Stated goal: Pull out every line from the listing that has the word "งานในตำแหน".

Data entries:
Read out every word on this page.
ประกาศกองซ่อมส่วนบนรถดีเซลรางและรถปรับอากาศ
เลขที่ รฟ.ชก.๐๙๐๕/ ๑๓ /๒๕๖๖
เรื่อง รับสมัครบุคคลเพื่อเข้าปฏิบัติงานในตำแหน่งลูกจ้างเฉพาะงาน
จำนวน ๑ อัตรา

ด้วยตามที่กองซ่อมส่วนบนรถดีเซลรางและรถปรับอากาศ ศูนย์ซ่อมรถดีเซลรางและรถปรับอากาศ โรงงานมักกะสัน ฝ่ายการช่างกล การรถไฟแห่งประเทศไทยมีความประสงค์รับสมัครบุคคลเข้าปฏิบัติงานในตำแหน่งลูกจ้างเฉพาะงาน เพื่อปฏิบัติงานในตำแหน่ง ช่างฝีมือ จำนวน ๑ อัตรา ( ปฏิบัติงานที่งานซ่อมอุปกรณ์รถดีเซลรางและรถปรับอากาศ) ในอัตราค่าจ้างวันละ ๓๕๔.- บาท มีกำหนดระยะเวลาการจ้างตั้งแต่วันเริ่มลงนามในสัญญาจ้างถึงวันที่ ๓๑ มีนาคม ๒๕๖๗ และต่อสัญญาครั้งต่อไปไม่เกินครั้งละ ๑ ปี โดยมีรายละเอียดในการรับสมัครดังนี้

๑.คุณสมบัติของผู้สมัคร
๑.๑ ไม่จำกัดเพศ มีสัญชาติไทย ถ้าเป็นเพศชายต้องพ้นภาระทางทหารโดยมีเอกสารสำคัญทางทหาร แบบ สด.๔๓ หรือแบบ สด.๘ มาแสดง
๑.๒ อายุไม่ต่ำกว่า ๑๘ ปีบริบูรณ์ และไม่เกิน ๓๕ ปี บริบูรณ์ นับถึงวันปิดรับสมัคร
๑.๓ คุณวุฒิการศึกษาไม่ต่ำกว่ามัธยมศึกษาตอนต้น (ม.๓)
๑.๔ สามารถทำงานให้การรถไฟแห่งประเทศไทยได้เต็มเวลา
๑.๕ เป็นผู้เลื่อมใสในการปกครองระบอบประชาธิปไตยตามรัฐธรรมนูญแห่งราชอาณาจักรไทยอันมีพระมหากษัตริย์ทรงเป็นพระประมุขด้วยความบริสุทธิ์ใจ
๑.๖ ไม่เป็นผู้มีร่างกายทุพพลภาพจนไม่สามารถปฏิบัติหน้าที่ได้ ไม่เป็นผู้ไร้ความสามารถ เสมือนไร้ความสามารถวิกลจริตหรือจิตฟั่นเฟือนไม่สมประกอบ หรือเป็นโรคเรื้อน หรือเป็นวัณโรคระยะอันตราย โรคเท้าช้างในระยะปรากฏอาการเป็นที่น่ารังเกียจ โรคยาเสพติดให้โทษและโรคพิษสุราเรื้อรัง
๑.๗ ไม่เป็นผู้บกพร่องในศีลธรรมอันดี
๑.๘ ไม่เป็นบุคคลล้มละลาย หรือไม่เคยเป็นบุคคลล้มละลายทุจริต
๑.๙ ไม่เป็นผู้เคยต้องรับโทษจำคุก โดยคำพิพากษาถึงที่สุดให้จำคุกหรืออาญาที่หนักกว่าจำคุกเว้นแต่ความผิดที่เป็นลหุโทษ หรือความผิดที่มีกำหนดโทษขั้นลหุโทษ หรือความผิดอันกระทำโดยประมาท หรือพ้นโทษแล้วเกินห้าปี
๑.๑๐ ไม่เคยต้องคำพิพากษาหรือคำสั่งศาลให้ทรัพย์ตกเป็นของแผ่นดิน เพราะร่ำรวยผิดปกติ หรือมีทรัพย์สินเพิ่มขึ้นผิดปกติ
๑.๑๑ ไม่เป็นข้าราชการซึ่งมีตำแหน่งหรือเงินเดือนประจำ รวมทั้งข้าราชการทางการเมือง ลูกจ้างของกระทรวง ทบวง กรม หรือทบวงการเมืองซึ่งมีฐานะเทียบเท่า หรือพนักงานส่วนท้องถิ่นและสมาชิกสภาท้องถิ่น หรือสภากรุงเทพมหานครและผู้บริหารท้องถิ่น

Completed exercise:
เรื่อง รับสมัครบุคคลเพื่อเข้าปฏิบัติงานในตำแหน่งลูกจ้างเฉพาะงาน
ด้วยตามที่กองซ่อมส่วนบนรถดีเซลรางและรถปรับอากาศ ศูนย์ซ่อมรถดีเซลรางและรถปรับอากาศ โรงงานมักกะสัน ฝ่ายการช่างกล การรถไฟแห่งประเทศไทยมีความประสงค์รับสมัครบุคคลเข้าปฏิบัติงานในตำแหน่งลูกจ้างเฉพาะงาน เพื่อปฏิบัติงานในตำแหน่ง ช่างฝีมือ จำนวน ๑ อัตรา ( ปฏิบัติงานที่งานซ่อมอุปกรณ์รถดีเซลรางและรถปรับอากาศ) ในอัตราค่าจ้างวันละ ๓๕๔.- บาท มีกำหนดระยะเวลาการจ้างตั้งแต่วันเริ่มลงนามในสัญญาจ้างถึงวันที่ ๓๑ มีนาคม ๒๕๖๗ และต่อสัญญาครั้งต่อไปไม่เกินครั้งละ ๑ ปี โดยมีรายละเอียดในการรับสมัครดังนี้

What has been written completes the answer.